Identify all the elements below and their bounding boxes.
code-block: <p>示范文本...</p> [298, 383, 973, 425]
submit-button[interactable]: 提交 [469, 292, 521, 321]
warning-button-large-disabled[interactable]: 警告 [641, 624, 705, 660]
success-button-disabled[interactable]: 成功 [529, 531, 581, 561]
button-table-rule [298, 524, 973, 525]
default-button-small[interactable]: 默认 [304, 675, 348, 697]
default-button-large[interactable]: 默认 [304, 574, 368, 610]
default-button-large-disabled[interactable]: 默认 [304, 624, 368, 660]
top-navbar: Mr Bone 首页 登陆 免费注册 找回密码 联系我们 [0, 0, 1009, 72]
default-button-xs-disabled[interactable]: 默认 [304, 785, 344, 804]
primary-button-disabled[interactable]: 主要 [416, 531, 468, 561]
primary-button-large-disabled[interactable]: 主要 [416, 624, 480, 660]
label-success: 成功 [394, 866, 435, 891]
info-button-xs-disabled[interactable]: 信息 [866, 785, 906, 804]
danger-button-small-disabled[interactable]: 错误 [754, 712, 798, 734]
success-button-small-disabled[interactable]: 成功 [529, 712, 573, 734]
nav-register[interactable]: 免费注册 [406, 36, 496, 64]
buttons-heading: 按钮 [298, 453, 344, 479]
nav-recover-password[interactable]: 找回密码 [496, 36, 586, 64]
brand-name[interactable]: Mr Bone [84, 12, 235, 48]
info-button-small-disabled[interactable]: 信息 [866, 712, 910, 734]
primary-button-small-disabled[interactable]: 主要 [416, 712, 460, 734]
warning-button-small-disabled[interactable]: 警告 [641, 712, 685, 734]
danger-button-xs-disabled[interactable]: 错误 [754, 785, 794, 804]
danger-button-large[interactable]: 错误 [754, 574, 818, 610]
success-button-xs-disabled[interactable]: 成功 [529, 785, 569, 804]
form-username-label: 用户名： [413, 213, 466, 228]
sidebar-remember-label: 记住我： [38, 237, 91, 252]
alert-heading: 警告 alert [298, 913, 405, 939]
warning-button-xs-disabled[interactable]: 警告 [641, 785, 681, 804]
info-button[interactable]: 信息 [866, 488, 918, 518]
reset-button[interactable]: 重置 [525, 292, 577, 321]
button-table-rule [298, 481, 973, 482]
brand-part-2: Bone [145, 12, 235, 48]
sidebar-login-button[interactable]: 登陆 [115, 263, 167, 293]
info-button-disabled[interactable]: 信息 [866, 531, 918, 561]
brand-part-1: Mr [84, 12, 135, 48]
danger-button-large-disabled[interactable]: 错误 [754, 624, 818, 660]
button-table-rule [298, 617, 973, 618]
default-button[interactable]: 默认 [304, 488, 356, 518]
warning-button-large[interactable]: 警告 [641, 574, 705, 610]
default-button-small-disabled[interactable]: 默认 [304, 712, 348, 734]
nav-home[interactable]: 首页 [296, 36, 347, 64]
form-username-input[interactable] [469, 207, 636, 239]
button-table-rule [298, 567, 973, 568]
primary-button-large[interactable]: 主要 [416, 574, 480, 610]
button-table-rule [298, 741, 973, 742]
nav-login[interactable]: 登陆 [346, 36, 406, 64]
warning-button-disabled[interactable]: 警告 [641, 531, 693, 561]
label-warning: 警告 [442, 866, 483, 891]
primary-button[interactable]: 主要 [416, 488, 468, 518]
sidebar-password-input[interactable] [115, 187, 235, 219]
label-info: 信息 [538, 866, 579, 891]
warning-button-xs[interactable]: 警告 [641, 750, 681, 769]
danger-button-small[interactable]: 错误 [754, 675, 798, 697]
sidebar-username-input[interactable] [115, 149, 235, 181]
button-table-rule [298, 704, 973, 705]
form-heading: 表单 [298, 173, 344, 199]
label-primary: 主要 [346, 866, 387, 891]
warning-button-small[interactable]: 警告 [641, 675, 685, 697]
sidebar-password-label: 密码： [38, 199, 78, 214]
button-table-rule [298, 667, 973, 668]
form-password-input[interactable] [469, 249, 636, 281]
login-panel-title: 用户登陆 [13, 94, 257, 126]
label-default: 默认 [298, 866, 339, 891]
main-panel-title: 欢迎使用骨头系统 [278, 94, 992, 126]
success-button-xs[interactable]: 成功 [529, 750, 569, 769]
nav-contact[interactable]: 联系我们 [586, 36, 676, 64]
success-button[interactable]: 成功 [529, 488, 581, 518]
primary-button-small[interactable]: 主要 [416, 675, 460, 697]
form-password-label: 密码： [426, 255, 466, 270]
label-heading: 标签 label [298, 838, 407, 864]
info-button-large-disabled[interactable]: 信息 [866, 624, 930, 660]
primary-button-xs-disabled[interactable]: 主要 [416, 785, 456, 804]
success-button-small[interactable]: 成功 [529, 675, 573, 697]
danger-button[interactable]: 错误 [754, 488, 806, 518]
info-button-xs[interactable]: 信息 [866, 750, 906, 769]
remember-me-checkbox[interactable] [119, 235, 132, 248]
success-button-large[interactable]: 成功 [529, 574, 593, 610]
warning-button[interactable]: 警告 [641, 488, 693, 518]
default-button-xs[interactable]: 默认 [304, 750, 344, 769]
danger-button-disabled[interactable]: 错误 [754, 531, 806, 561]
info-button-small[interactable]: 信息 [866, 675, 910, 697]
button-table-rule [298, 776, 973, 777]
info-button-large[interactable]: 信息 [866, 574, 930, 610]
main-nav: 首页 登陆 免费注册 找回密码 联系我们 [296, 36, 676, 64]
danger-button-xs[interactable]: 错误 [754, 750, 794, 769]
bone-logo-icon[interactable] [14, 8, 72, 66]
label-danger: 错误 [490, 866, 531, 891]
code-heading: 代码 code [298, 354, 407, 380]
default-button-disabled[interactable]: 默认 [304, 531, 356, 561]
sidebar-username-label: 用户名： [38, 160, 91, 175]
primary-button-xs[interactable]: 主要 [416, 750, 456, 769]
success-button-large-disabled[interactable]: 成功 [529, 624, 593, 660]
□ □ □ □ □
**EXERCISE REQUIREMENTS:**
Copy out the records above verbatim, from their first line through the line that contains "primary-button-disabled[interactable]: 主要 [416, 531, 468, 561]", including both of those lines.

**RESPONSE FOR THIS EXERCISE:**
Identify all the elements below and their bounding boxes.
code-block: <p>示范文本...</p> [298, 383, 973, 425]
submit-button[interactable]: 提交 [469, 292, 521, 321]
warning-button-large-disabled[interactable]: 警告 [641, 624, 705, 660]
success-button-disabled[interactable]: 成功 [529, 531, 581, 561]
button-table-rule [298, 524, 973, 525]
default-button-small[interactable]: 默认 [304, 675, 348, 697]
default-button-large[interactable]: 默认 [304, 574, 368, 610]
default-button-large-disabled[interactable]: 默认 [304, 624, 368, 660]
top-navbar: Mr Bone 首页 登陆 免费注册 找回密码 联系我们 [0, 0, 1009, 72]
default-button-xs-disabled[interactable]: 默认 [304, 785, 344, 804]
primary-button-disabled[interactable]: 主要 [416, 531, 468, 561]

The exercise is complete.